EXERCISE MATERIALS
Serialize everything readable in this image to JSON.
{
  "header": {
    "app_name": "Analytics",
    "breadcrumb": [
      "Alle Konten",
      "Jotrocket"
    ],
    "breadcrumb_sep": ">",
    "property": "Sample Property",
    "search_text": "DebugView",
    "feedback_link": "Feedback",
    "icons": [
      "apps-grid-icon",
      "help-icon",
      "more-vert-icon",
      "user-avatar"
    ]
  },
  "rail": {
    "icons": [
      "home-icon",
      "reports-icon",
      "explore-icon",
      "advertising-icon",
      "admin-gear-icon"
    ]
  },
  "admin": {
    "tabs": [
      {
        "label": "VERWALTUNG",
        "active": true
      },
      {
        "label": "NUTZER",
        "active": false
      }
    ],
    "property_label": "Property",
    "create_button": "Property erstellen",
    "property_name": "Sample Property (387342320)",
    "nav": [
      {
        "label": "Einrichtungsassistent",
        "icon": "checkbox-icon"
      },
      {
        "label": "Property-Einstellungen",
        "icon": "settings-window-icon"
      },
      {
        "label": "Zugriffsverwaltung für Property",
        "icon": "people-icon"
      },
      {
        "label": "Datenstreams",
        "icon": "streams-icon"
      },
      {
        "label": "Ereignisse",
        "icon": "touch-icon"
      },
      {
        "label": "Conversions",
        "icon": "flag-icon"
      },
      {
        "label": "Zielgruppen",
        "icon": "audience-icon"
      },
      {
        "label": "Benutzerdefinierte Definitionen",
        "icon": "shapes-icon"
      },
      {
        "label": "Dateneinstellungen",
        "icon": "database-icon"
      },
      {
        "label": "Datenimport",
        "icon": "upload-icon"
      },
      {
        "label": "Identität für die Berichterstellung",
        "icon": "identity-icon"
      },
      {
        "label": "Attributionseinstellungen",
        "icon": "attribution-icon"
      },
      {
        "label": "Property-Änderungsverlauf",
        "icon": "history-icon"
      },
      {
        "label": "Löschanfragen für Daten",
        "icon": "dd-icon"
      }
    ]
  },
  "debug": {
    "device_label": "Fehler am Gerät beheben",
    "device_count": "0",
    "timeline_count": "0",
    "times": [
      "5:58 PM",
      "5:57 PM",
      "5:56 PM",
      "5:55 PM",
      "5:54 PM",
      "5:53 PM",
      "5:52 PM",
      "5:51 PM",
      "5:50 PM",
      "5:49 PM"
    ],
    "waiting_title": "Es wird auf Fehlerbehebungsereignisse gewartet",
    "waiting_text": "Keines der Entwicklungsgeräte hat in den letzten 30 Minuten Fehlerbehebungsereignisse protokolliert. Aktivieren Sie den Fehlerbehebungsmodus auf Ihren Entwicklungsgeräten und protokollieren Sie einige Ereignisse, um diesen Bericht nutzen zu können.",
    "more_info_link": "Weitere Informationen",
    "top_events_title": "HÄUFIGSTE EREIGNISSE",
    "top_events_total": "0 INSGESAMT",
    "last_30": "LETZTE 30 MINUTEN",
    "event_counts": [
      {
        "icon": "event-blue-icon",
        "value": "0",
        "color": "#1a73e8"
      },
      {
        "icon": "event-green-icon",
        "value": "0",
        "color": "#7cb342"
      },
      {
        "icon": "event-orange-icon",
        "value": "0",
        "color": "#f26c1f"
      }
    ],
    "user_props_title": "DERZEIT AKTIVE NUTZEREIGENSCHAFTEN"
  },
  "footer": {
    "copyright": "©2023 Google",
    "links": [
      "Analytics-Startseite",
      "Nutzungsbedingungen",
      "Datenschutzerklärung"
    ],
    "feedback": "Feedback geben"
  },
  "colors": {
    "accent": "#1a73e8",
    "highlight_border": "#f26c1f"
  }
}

INSTRUCTIONS TO FOLLOW
Reproduce the material in full, with no word added or dropped.

ANSWER TO THE TASK
Serialize everything readable in this image to JSON.
{
  "header": {
    "app_name": "Analytics",
    "breadcrumb": [
      "Alle Konten",
      "Jotrocket"
    ],
    "breadcrumb_sep": ">",
    "property": "Sample Property",
    "search_text": "DebugView",
    "feedback_link": "Feedback",
    "icons": [
      "apps-grid-icon",
      "help-icon",
      "more-vert-icon",
      "user-avatar"
    ]
  },
  "rail": {
    "icons": [
      "home-icon",
      "reports-icon",
      "explore-icon",
      "advertising-icon",
      "admin-gear-icon"
    ]
  },
  "admin": {
    "tabs": [
      {
        "label": "VERWALTUNG",
        "active": true
      },
      {
        "label": "NUTZER",
        "active": false
      }
    ],
    "property_label": "Property",
    "create_button": "Property erstellen",
    "property_name": "Sample Property (387342320)",
    "nav": [
      {
        "label": "Einrichtungsassistent",
        "icon": "checkbox-icon"
      },
      {
        "label": "Property-Einstellungen",
        "icon": "settings-window-icon"
      },
      {
        "label": "Zugriffsverwaltung für Property",
        "icon": "people-icon"
      },
      {
        "label": "Datenstreams",
        "icon": "streams-icon"
      },
      {
        "label": "Ereignisse",
        "icon": "touch-icon"
      },
      {
        "label": "Conversions",
        "icon": "flag-icon"
      },
      {
        "label": "Zielgruppen",
        "icon": "audience-icon"
      },
      {
        "label": "Benutzerdefinierte Definitionen",
        "icon": "shapes-icon"
      },
      {
        "label": "Dateneinstellungen",
        "icon": "database-icon"
      },
      {
        "label": "Datenimport",
        "icon": "upload-icon"
      },
      {
        "label": "Identität für die Berichterstellung",
        "icon": "identity-icon"
      },
      {
        "label": "Attributionseinstellungen",
        "icon": "attribution-icon"
      },
      {
        "label": "Property-Änderungsverlauf",
        "icon": "history-icon"
      },
      {
        "label": "Löschanfragen für Daten",
        "icon": "dd-icon"
      }
    ]
  },
  "debug": {
    "device_label": "Fehler am Gerät beheben",
    "device_count": "0",
    "timeline_count": "0",
    "times": [
      "5:58 PM",
      "5:57 PM",
      "5:56 PM",
      "5:55 PM",
      "5:54 PM",
      "5:53 PM",
      "5:52 PM",
      "5:51 PM",
      "5:50 PM",
      "5:49 PM"
    ],
    "waiting_title": "Es wird auf Fehlerbehebungsereignisse gewartet",
    "waiting_text": "Keines der Entwicklungsgeräte hat in den letzten 30 Minuten Fehlerbehebungsereignisse protokolliert. Aktivieren Sie den Fehlerbehebungsmodus auf Ihren Entwicklungsgeräten und protokollieren Sie einige Ereignisse, um diesen Bericht nutzen zu können.",
    "more_info_link": "Weitere Informationen",
    "top_events_title": "HÄUFIGSTE EREIGNISSE",
    "top_events_total": "0 INSGESAMT",
    "last_30": "LETZTE 30 MINUTEN",
    "event_counts": [
      {
        "icon": "event-blue-icon",
        "value": "0",
        "color": "#1a73e8"
      },
      {
        "icon": "event-green-icon",
        "value": "0",
        "color": "#7cb342"
      },
      {
        "icon": "event-orange-icon",
        "value": "0",
        "color": "#f26c1f"
      }
    ],
    "user_props_title": "DERZEIT AKTIVE NUTZEREIGENSCHAFTEN"
  },
  "footer": {
    "copyright": "©2023 Google",
    "links": [
      "Analytics-Startseite",
      "Nutzungsbedingungen",
      "Datenschutzerklärung"
    ],
    "feedback": "Feedback geben"
  },
  "colors": {
    "accent": "#1a73e8",
    "highlight_border": "#f26c1f"
  }
}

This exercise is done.